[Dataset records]
━━━━
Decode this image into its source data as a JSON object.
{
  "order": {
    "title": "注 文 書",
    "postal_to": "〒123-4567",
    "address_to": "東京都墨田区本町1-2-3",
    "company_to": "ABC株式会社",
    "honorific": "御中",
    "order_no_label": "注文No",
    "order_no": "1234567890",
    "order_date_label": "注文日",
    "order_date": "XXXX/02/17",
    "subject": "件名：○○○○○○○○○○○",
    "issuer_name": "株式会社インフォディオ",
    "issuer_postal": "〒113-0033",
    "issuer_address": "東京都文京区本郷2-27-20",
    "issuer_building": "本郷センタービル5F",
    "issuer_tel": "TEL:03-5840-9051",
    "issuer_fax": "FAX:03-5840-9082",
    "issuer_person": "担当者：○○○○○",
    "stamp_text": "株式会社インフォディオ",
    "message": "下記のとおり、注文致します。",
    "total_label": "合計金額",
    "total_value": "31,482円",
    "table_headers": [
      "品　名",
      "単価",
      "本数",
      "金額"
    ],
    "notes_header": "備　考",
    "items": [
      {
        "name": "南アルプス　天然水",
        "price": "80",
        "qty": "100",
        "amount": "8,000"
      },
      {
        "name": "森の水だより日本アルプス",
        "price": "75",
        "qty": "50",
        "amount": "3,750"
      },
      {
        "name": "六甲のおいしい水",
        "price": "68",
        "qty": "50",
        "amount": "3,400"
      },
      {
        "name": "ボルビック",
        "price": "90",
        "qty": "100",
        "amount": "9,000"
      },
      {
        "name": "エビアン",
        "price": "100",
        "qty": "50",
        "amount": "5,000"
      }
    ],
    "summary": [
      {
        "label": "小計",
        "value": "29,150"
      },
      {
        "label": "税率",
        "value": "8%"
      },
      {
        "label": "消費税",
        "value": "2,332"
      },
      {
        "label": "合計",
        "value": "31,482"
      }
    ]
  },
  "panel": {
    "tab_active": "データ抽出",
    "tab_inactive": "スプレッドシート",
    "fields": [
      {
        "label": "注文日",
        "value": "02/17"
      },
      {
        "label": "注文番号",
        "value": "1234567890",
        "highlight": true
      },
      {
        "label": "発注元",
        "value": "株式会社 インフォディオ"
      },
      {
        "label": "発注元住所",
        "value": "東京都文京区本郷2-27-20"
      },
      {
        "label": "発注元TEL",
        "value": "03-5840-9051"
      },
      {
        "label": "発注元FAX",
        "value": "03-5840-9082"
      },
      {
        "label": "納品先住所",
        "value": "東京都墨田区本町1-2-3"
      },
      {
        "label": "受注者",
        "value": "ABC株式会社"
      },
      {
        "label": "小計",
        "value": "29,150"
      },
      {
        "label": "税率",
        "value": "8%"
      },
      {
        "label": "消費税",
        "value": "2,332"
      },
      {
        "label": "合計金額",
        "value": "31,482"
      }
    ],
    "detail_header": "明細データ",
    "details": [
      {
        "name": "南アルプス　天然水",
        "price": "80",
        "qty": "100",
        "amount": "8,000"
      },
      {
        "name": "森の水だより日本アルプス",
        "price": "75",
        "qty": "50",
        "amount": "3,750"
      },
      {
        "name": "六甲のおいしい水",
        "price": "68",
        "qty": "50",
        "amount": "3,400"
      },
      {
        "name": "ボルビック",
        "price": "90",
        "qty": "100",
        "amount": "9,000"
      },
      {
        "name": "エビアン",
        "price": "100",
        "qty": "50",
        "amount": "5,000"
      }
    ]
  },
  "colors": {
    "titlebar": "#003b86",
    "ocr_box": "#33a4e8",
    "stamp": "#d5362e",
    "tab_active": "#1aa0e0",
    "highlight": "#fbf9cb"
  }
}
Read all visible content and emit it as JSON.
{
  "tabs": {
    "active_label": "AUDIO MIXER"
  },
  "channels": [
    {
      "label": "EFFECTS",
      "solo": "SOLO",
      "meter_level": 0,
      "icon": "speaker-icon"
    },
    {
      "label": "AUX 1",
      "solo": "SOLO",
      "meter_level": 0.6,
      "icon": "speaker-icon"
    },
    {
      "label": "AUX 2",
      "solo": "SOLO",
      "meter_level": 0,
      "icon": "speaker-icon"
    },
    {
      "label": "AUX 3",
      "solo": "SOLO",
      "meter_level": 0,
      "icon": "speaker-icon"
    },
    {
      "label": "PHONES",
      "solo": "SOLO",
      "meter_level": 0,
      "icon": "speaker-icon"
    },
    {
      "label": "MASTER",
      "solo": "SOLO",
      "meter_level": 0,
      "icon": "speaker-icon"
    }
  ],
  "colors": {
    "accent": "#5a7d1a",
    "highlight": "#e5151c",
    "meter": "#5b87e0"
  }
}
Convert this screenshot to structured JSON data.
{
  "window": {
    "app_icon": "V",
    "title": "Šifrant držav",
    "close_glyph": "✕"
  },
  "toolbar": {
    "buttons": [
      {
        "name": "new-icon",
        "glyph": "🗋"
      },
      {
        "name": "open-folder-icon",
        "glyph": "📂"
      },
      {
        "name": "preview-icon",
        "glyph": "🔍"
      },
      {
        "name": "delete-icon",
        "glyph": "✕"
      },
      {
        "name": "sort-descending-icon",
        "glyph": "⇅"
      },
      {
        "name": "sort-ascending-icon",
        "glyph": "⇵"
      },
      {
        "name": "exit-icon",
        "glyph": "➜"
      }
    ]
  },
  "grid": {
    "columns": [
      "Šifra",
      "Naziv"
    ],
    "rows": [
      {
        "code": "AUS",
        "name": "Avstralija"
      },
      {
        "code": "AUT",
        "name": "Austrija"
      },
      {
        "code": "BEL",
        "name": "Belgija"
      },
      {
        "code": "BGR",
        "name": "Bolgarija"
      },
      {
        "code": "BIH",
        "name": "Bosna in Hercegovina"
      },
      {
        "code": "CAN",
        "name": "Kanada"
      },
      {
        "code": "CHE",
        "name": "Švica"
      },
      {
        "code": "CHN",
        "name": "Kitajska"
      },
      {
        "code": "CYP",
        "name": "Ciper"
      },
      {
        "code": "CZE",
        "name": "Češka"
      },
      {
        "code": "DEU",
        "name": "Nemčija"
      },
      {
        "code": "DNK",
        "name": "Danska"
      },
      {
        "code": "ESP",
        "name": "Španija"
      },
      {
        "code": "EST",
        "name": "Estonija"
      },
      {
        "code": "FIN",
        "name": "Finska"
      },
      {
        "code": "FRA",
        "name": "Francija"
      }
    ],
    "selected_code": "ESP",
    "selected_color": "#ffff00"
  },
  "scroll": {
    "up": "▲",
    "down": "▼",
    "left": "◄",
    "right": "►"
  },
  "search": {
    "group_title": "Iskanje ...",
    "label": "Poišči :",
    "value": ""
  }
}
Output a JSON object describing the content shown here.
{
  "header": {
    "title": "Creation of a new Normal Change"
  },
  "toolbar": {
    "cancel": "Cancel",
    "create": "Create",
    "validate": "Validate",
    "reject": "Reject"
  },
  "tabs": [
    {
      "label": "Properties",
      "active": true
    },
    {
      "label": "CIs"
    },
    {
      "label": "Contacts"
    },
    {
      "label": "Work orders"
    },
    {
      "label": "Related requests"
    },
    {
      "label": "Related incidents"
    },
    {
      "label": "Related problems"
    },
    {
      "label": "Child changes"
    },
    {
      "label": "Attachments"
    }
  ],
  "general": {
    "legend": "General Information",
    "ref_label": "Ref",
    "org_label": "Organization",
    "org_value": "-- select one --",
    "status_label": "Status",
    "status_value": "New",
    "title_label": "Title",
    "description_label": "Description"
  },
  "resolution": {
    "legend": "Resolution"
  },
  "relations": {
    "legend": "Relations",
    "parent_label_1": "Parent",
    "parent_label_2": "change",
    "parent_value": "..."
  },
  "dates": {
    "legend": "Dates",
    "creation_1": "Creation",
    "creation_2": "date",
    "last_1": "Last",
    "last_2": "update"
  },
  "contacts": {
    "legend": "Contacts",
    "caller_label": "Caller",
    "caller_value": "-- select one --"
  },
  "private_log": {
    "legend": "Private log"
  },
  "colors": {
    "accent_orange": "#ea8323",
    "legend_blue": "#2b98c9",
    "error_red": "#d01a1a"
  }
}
━━━━
Goal => Beginning at the line where "Output a JSON" appears, extract each line through the end of the data above; keep them exact and include nothing else.

Written response =>
Output a JSON object describing the content shown here.
{
  "header": {
    "title": "Creation of a new Normal Change"
  },
  "toolbar": {
    "cancel": "Cancel",
    "create": "Create",
    "validate": "Validate",
    "reject": "Reject"
  },
  "tabs": [
    {
      "label": "Properties",
      "active": true
    },
    {
      "label": "CIs"
    },
    {
      "label": "Contacts"
    },
    {
      "label": "Work orders"
    },
    {
      "label": "Related requests"
    },
    {
      "label": "Related incidents"
    },
    {
      "label": "Related problems"
    },
    {
      "label": "Child changes"
    },
    {
      "label": "Attachments"
    }
  ],
  "general": {
    "legend": "General Information",
    "ref_label": "Ref",
    "org_label": "Organization",
    "org_value": "-- select one --",
    "status_label": "Status",
    "status_value": "New",
    "title_label": "Title",
    "description_label": "Description"
  },
  "resolution": {
    "legend": "Resolution"
  },
  "relations": {
    "legend": "Relations",
    "parent_label_1": "Parent",
    "parent_label_2": "change",
    "parent_value": "..."
  },
  "dates": {
    "legend": "Dates",
    "creation_1": "Creation",
    "creation_2": "date",
    "last_1": "Last",
    "last_2": "update"
  },
  "contacts": {
    "legend": "Contacts",
    "caller_label": "Caller",
    "caller_value": "-- select one --"
  },
  "private_log": {
    "legend": "Private log"
  },
  "colors": {
    "accent_orange": "#ea8323",
    "legend_blue": "#2b98c9",
    "error_red": "#d01a1a"
  }
}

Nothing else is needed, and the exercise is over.